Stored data
········
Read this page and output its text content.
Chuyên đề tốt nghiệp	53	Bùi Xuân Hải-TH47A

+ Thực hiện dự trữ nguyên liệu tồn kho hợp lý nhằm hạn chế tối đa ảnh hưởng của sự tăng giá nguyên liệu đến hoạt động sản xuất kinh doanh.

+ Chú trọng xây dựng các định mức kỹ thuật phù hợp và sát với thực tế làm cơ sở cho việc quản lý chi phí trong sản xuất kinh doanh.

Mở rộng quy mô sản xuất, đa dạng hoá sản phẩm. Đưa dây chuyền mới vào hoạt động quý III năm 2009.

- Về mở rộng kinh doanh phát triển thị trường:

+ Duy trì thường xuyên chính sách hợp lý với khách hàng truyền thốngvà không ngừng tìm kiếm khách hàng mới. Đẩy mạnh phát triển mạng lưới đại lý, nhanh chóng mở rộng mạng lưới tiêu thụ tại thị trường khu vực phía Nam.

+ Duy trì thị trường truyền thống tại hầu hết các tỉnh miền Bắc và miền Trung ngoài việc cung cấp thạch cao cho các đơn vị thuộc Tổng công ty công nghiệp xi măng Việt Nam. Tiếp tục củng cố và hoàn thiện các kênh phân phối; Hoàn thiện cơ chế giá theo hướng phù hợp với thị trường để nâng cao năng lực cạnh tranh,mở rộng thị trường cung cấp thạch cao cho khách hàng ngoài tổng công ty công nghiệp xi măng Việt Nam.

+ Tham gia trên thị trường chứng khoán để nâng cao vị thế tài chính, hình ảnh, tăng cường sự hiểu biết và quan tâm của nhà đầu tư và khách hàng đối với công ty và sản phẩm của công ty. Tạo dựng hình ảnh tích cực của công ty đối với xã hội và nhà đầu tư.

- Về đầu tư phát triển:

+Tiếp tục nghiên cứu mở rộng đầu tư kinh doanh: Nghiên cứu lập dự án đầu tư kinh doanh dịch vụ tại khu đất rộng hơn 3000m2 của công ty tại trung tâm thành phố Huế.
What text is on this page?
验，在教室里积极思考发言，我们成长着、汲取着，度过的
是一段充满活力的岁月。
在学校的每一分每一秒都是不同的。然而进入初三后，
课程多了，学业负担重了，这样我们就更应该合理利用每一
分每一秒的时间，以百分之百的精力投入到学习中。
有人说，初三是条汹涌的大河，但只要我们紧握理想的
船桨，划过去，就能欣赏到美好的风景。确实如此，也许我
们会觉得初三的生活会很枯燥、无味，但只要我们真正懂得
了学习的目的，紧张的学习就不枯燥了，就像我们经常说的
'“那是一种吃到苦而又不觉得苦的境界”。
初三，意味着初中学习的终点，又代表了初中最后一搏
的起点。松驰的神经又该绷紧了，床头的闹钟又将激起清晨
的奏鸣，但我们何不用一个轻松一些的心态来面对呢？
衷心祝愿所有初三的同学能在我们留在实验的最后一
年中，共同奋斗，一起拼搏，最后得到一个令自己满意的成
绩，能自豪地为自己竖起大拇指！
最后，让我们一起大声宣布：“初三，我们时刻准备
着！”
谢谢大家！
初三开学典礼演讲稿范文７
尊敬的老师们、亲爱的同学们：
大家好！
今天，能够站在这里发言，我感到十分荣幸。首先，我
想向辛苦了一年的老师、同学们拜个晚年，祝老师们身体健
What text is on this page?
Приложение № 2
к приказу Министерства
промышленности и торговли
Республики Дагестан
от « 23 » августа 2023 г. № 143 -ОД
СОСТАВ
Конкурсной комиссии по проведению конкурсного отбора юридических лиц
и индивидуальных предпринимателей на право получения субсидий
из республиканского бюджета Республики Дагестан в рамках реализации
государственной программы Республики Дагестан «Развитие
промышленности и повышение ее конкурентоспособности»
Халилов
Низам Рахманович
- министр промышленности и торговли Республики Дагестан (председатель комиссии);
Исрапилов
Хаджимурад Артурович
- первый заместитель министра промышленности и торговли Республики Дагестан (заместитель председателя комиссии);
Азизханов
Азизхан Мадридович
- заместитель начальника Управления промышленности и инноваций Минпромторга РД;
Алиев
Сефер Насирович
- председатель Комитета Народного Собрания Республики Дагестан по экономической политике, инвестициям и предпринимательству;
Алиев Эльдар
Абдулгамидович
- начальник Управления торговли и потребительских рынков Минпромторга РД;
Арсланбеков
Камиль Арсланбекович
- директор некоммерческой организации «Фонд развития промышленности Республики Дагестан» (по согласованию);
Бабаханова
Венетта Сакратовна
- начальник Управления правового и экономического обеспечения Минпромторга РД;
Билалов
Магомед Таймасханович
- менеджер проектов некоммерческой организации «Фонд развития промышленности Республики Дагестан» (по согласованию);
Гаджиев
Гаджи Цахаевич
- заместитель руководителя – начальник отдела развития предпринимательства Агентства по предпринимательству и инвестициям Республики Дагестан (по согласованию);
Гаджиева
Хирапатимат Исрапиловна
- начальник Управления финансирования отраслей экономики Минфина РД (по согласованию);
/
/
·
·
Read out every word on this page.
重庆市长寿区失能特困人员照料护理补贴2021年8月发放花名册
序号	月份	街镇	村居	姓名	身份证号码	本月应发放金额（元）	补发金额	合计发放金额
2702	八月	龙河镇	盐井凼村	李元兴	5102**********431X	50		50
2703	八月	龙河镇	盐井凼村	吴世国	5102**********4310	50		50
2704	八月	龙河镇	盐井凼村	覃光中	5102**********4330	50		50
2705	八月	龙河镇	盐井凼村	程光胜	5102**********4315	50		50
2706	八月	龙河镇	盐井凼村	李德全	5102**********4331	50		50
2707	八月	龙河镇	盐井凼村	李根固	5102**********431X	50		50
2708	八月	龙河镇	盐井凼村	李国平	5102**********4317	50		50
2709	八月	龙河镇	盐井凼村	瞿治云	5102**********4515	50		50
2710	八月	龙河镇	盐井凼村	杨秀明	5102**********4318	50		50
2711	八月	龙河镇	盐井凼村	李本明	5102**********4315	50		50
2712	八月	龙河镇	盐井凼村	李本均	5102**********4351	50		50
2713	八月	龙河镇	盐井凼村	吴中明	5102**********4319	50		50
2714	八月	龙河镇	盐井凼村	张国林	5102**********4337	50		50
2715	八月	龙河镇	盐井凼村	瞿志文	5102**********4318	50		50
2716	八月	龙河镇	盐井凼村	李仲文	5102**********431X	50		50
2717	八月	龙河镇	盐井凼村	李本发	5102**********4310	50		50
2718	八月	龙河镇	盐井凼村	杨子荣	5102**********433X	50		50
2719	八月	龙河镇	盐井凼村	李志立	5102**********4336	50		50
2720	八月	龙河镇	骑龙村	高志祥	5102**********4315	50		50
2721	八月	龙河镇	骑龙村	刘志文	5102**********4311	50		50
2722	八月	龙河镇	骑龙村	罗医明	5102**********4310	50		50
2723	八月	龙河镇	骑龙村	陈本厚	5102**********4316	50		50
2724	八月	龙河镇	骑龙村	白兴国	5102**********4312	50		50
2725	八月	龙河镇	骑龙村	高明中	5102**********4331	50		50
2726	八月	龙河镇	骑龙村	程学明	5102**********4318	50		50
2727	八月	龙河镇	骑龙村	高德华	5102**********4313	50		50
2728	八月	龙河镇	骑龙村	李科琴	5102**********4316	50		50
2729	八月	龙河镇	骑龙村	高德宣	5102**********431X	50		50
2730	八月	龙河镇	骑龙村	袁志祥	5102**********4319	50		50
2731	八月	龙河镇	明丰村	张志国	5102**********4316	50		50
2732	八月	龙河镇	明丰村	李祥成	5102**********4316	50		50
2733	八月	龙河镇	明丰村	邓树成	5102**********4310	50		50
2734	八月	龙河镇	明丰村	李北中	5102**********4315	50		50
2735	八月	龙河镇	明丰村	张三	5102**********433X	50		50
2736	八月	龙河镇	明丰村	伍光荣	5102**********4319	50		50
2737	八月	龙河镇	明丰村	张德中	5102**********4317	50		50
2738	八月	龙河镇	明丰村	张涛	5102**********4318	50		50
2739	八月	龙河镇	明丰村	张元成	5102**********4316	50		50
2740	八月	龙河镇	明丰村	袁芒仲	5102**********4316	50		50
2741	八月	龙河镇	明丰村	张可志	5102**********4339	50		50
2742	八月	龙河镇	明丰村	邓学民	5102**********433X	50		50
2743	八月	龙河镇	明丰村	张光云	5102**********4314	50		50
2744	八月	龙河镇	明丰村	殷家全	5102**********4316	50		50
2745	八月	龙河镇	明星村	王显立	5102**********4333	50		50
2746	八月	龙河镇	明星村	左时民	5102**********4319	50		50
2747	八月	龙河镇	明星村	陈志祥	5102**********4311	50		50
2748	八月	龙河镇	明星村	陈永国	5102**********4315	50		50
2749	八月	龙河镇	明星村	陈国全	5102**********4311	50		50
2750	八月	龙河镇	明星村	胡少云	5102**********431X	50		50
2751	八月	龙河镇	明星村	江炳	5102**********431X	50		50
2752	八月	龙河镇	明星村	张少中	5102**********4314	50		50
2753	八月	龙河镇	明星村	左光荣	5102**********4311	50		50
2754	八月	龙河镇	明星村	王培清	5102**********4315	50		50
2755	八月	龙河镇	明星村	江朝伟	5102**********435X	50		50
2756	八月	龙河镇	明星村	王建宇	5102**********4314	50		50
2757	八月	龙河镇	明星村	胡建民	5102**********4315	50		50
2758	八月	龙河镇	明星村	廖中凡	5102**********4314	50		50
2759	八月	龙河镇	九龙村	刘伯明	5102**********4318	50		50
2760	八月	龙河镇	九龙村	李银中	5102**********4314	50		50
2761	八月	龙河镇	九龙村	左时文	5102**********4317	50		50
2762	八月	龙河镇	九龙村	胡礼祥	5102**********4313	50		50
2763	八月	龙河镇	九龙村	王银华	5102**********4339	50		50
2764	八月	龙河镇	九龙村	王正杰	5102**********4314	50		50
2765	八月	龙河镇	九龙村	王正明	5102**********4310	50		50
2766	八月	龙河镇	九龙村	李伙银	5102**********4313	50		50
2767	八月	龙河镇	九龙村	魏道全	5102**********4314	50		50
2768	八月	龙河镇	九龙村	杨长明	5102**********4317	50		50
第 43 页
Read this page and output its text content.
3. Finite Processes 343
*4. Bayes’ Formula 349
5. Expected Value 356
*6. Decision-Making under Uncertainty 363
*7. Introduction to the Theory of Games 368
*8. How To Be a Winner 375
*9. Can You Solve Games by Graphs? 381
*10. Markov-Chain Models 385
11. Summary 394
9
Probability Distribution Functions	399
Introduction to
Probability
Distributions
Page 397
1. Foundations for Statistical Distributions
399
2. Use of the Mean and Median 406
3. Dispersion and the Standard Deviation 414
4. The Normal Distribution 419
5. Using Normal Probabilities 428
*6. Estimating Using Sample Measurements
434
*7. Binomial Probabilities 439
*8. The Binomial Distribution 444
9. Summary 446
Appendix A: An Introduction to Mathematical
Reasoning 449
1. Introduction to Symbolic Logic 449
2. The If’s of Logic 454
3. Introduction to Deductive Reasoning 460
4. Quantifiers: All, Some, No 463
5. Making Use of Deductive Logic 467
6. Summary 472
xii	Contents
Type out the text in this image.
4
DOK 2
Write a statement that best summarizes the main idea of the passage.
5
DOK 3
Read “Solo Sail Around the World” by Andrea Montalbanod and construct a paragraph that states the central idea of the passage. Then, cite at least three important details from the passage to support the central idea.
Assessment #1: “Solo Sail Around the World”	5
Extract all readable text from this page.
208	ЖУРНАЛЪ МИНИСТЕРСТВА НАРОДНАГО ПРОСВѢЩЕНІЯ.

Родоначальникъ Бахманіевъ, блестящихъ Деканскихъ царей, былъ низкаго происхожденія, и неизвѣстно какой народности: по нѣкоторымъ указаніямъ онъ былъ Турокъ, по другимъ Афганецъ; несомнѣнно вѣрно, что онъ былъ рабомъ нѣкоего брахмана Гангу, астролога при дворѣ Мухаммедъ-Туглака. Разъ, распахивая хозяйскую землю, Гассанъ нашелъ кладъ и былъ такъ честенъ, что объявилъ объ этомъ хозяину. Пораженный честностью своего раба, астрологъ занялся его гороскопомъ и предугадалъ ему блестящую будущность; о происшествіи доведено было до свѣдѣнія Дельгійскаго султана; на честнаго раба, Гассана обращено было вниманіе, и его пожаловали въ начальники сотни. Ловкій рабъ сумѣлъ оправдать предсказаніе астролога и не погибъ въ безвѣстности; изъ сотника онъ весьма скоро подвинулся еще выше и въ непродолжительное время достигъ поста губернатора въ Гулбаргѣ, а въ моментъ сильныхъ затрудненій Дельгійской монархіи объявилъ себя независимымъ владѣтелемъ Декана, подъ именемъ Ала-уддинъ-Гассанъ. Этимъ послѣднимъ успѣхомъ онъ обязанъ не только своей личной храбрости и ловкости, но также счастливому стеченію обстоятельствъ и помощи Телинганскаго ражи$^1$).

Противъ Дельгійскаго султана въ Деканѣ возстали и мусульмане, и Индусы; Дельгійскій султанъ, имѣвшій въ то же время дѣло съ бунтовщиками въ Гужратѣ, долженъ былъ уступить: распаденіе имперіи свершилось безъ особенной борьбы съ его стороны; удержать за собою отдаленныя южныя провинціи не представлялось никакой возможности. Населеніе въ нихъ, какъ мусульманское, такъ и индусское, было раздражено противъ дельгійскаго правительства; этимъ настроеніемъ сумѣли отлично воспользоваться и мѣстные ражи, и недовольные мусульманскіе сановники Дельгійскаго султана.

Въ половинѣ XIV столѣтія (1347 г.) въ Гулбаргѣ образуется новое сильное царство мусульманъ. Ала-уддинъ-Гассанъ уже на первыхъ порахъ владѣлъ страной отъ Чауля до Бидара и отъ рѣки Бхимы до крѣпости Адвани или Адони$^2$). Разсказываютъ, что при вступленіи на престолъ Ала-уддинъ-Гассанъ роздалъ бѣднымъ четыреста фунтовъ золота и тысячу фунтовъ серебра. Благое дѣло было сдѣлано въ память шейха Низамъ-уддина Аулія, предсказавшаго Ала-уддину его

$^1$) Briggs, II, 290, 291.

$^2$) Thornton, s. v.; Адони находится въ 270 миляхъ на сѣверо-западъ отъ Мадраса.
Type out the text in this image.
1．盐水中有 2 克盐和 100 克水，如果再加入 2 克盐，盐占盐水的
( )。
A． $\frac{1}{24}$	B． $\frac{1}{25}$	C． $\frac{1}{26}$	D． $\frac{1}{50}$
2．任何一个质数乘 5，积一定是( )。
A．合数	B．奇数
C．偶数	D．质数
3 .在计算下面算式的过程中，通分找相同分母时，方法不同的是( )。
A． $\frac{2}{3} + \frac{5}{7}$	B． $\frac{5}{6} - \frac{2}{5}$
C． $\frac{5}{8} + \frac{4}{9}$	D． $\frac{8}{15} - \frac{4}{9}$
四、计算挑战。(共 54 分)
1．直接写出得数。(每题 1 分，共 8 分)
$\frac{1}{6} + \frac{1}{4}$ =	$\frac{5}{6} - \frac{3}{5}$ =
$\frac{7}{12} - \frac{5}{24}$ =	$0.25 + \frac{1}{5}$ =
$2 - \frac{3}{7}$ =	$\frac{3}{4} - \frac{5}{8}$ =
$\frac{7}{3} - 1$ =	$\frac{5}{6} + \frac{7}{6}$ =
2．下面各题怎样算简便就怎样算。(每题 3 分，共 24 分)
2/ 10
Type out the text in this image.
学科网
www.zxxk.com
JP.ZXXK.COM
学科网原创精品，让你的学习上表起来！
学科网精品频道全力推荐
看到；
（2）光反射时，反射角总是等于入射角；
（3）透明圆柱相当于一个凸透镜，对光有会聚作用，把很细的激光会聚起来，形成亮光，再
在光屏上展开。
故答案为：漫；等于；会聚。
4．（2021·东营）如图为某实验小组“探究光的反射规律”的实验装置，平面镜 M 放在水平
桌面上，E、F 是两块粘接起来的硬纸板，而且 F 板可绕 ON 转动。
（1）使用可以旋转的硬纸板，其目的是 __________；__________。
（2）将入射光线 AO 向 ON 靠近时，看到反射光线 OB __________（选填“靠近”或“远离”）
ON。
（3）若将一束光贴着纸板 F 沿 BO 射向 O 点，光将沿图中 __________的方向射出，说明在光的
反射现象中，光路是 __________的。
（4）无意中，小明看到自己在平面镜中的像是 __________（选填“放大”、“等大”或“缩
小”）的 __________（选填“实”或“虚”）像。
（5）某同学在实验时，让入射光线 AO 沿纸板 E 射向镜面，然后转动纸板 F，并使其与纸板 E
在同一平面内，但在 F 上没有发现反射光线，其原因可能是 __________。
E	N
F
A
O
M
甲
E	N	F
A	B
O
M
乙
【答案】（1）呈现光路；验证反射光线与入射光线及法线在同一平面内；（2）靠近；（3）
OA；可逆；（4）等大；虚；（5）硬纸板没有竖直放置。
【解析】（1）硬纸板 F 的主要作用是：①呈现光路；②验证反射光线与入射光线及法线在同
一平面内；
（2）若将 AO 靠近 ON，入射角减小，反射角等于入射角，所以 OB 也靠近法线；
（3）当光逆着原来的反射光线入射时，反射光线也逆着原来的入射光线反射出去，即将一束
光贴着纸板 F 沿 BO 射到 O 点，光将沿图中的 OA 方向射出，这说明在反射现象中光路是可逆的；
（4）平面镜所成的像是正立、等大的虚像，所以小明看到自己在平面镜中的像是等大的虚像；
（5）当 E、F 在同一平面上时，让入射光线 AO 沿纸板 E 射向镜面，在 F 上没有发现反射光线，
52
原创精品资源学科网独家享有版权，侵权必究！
········
**WRITTEN EXERCISE**. Every line holding "Tiếp" should be copied out.

**TASK RESULT**.
+ Duy trì thị trường truyền thống tại hầu hết các tỉnh miền Bắc và miền Trung ngoài việc cung cấp thạch cao cho các đơn vị thuộc Tổng công ty công nghiệp xi măng Việt Nam. Tiếp tục củng cố và hoàn thiện các kênh phân phối; Hoàn thiện cơ chế giá theo hướng phù hợp với thị trường để nâng cao năng lực cạnh tranh,mở rộng thị trường cung cấp thạch cao cho khách hàng ngoài tổng công ty công nghiệp xi măng Việt Nam.
+Tiếp tục nghiên cứu mở rộng đầu tư kinh doanh: Nghiên cứu lập dự án đầu tư kinh doanh dịch vụ tại khu đất rộng hơn 3000m2 của công ty tại trung tâm thành phố Huế.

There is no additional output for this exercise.